[Exercise instructions]: Pictures do not belong in the copy, so please give every entry below again exactly.

[Records for this exercise]:
%%
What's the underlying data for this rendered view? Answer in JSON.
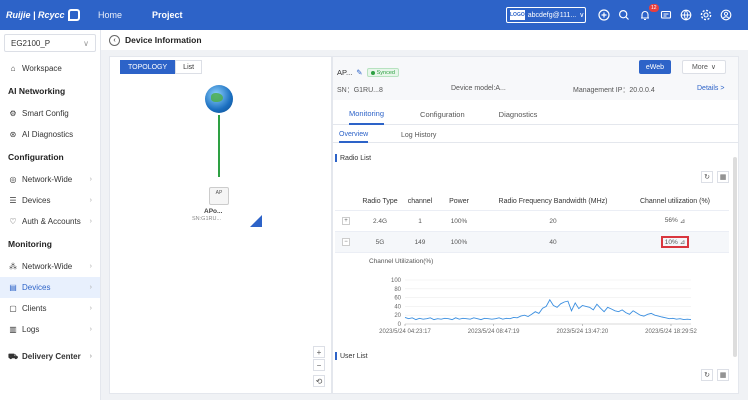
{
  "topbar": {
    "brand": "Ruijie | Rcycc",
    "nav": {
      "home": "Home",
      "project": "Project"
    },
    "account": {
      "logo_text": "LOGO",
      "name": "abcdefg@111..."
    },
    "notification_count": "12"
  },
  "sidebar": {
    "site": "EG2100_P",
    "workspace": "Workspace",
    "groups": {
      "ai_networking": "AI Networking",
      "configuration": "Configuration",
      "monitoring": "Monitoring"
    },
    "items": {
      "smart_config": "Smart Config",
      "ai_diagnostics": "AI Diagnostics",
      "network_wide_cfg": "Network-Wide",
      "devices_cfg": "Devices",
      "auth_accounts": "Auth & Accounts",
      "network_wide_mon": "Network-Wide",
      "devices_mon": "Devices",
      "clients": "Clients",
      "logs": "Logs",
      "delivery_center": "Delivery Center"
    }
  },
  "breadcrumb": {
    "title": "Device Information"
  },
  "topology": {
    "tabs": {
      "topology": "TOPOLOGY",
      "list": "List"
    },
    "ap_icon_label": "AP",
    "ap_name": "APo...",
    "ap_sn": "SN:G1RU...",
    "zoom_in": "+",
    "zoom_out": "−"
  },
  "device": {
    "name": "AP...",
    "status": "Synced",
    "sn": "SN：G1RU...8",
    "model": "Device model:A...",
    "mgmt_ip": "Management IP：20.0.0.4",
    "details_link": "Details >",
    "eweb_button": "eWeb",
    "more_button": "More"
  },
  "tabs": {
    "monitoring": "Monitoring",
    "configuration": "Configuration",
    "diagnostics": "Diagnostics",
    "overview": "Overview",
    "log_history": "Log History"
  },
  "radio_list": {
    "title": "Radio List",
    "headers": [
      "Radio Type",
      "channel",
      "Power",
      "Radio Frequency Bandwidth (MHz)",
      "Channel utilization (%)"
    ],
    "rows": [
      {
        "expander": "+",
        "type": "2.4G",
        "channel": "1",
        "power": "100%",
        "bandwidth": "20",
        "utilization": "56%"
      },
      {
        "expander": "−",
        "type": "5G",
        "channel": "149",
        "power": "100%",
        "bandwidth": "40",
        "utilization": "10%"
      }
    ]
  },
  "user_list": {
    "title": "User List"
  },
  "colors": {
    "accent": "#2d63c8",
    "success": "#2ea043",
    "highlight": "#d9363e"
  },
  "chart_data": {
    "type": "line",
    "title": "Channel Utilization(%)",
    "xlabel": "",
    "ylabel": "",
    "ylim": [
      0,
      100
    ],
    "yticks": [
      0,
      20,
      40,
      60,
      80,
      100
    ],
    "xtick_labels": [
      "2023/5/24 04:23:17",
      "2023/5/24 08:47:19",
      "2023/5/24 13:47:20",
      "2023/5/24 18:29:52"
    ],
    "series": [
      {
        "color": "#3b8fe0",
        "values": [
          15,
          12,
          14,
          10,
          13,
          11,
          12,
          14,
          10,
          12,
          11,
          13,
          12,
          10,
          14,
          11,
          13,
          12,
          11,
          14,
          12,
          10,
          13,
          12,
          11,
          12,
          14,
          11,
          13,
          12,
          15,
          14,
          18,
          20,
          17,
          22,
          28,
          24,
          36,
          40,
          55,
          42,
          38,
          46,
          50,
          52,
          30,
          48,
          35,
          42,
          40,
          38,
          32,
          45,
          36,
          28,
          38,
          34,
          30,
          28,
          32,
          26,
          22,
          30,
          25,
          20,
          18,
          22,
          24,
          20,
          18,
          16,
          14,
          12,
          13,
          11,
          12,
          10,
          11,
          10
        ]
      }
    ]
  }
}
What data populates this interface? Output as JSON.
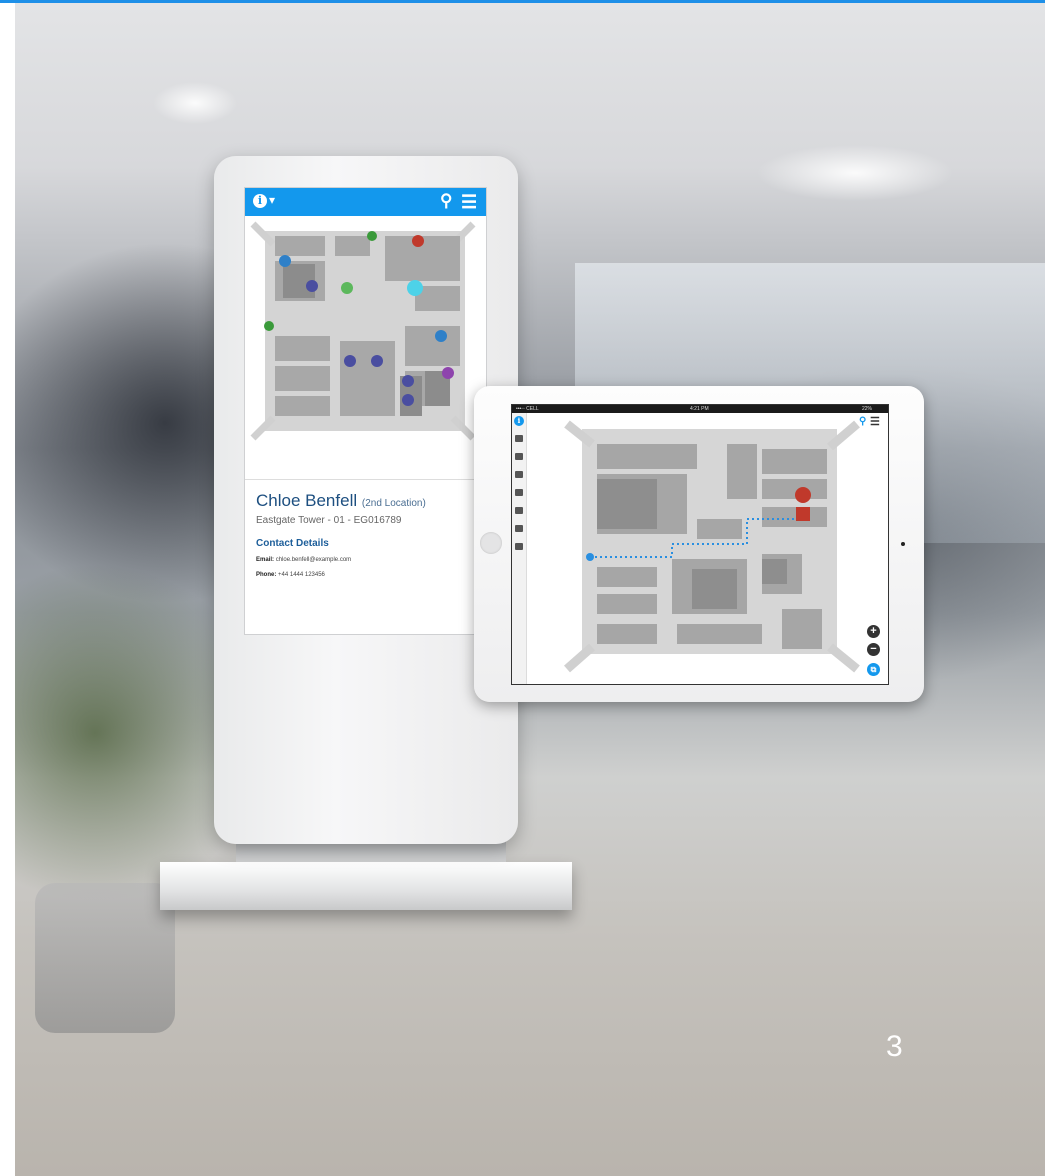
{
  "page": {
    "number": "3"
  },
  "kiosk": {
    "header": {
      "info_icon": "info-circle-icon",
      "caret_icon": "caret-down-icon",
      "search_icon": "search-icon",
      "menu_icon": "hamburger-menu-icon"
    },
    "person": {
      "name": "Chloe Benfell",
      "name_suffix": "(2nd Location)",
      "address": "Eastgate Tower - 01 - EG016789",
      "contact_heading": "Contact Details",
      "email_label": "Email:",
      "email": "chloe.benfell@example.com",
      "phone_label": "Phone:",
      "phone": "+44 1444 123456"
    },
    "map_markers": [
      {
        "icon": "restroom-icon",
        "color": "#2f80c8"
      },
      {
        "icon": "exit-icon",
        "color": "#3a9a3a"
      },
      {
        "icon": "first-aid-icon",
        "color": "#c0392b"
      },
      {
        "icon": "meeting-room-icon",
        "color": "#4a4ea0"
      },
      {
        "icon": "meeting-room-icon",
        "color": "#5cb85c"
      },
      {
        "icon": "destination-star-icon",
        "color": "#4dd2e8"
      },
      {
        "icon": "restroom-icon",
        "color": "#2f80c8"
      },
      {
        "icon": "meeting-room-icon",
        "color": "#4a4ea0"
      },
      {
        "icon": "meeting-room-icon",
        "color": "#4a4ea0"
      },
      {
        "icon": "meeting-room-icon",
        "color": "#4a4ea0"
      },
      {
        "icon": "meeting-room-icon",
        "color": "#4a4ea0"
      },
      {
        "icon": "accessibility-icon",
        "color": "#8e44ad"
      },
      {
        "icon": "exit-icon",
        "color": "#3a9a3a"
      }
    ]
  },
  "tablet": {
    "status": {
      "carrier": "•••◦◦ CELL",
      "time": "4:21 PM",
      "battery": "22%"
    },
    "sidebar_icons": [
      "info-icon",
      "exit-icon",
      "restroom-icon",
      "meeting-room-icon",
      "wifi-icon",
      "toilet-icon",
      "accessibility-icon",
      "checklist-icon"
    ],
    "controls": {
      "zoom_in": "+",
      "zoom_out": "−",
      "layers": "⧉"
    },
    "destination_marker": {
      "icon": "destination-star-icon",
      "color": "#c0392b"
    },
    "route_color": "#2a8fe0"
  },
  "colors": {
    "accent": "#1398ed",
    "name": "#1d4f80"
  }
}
%%
[Written solution]:
What's the underlying data for this rendered view? Answer in JSON.
{
  "topbar": {
    "brand": "Ruijie | Rcycc",
    "nav": {
      "home": "Home",
      "project": "Project"
    },
    "account": {
      "logo_text": "LOGO",
      "name": "abcdefg@111..."
    },
    "notification_count": "12"
  },
  "sidebar": {
    "site": "EG2100_P",
    "workspace": "Workspace",
    "groups": {
      "ai_networking": "AI Networking",
      "configuration": "Configuration",
      "monitoring": "Monitoring"
    },
    "items": {
      "smart_config": "Smart Config",
      "ai_diagnostics": "AI Diagnostics",
      "network_wide_cfg": "Network-Wide",
      "devices_cfg": "Devices",
      "auth_accounts": "Auth & Accounts",
      "network_wide_mon": "Network-Wide",
      "devices_mon": "Devices",
      "clients": "Clients",
      "logs": "Logs",
      "delivery_center": "Delivery Center"
    }
  },
  "breadcrumb": {
    "title": "Device Information"
  },
  "topology": {
    "tabs": {
      "topology": "TOPOLOGY",
      "list": "List"
    },
    "ap_icon_label": "AP",
    "ap_name": "APo...",
    "ap_sn": "SN:G1RU...",
    "zoom_in": "+",
    "zoom_out": "−"
  },
  "device": {
    "name": "AP...",
    "status": "Synced",
    "sn": "SN：G1RU...8",
    "model": "Device model:A...",
    "mgmt_ip": "Management IP：20.0.0.4",
    "details_link": "Details >",
    "eweb_button": "eWeb",
    "more_button": "More"
  },
  "tabs": {
    "monitoring": "Monitoring",
    "configuration": "Configuration",
    "diagnostics": "Diagnostics",
    "overview": "Overview",
    "log_history": "Log History"
  },
  "radio_list": {
    "title": "Radio List",
    "headers": [
      "Radio Type",
      "channel",
      "Power",
      "Radio Frequency Bandwidth (MHz)",
      "Channel utilization (%)"
    ],
    "rows": [
      {
        "expander": "+",
        "type": "2.4G",
        "channel": "1",
        "power": "100%",
        "bandwidth": "20",
        "utilization": "56%"
      },
      {
        "expander": "−",
        "type": "5G",
        "channel": "149",
        "power": "100%",
        "bandwidth": "40",
        "utilization": "10%"
      }
    ]
  },
  "user_list": {
    "title": "User List"
  },
  "colors": {
    "accent": "#2d63c8",
    "success": "#2ea043",
    "highlight": "#d9363e"
  },
  "chart_data": {
    "type": "line",
    "title": "Channel Utilization(%)",
    "xlabel": "",
    "ylabel": "",
    "ylim": [
      0,
      100
    ],
    "yticks": [
      0,
      20,
      40,
      60,
      80,
      100
    ],
    "xtick_labels": [
      "2023/5/24 04:23:17",
      "2023/5/24 08:47:19",
      "2023/5/24 13:47:20",
      "2023/5/24 18:29:52"
    ],
    "series": [
      {
        "color": "#3b8fe0",
        "values": [
          15,
          12,
          14,
          10,
          13,
          11,
          12,
          14,
          10,
          12,
          11,
          13,
          12,
          10,
          14,
          11,
          13,
          12,
          11,
          14,
          12,
          10,
          13,
          12,
          11,
          12,
          14,
          11,
          13,
          12,
          15,
          14,
          18,
          20,
          17,
          22,
          28,
          24,
          36,
          40,
          55,
          42,
          38,
          46,
          50,
          52,
          30,
          48,
          35,
          42,
          40,
          38,
          32,
          45,
          36,
          28,
          38,
          34,
          30,
          28,
          32,
          26,
          22,
          30,
          25,
          20,
          18,
          22,
          24,
          20,
          18,
          16,
          14,
          12,
          13,
          11,
          12,
          10,
          11,
          10
        ]
      }
    ]
  }
}
What data populates this interface? Output as JSON.
{
  "page": {
    "number": "3"
  },
  "kiosk": {
    "header": {
      "info_icon": "info-circle-icon",
      "caret_icon": "caret-down-icon",
      "search_icon": "search-icon",
      "menu_icon": "hamburger-menu-icon"
    },
    "person": {
      "name": "Chloe Benfell",
      "name_suffix": "(2nd Location)",
      "address": "Eastgate Tower - 01 - EG016789",
      "contact_heading": "Contact Details",
      "email_label": "Email:",
      "email": "chloe.benfell@example.com",
      "phone_label": "Phone:",
      "phone": "+44 1444 123456"
    },
    "map_markers": [
      {
        "icon": "restroom-icon",
        "color": "#2f80c8"
      },
      {
        "icon": "exit-icon",
        "color": "#3a9a3a"
      },
      {
        "icon": "first-aid-icon",
        "color": "#c0392b"
      },
      {
        "icon": "meeting-room-icon",
        "color": "#4a4ea0"
      },
      {
        "icon": "meeting-room-icon",
        "color": "#5cb85c"
      },
      {
        "icon": "destination-star-icon",
        "color": "#4dd2e8"
      },
      {
        "icon": "restroom-icon",
        "color": "#2f80c8"
      },
      {
        "icon": "meeting-room-icon",
        "color": "#4a4ea0"
      },
      {
        "icon": "meeting-room-icon",
        "color": "#4a4ea0"
      },
      {
        "icon": "meeting-room-icon",
        "color": "#4a4ea0"
      },
      {
        "icon": "meeting-room-icon",
        "color": "#4a4ea0"
      },
      {
        "icon": "accessibility-icon",
        "color": "#8e44ad"
      },
      {
        "icon": "exit-icon",
        "color": "#3a9a3a"
      }
    ]
  },
  "tablet": {
    "status": {
      "carrier": "•••◦◦ CELL",
      "time": "4:21 PM",
      "battery": "22%"
    },
    "sidebar_icons": [
      "info-icon",
      "exit-icon",
      "restroom-icon",
      "meeting-room-icon",
      "wifi-icon",
      "toilet-icon",
      "accessibility-icon",
      "checklist-icon"
    ],
    "controls": {
      "zoom_in": "+",
      "zoom_out": "−",
      "layers": "⧉"
    },
    "destination_marker": {
      "icon": "destination-star-icon",
      "color": "#c0392b"
    },
    "route_color": "#2a8fe0"
  },
  "colors": {
    "accent": "#1398ed",
    "name": "#1d4f80"
  }
}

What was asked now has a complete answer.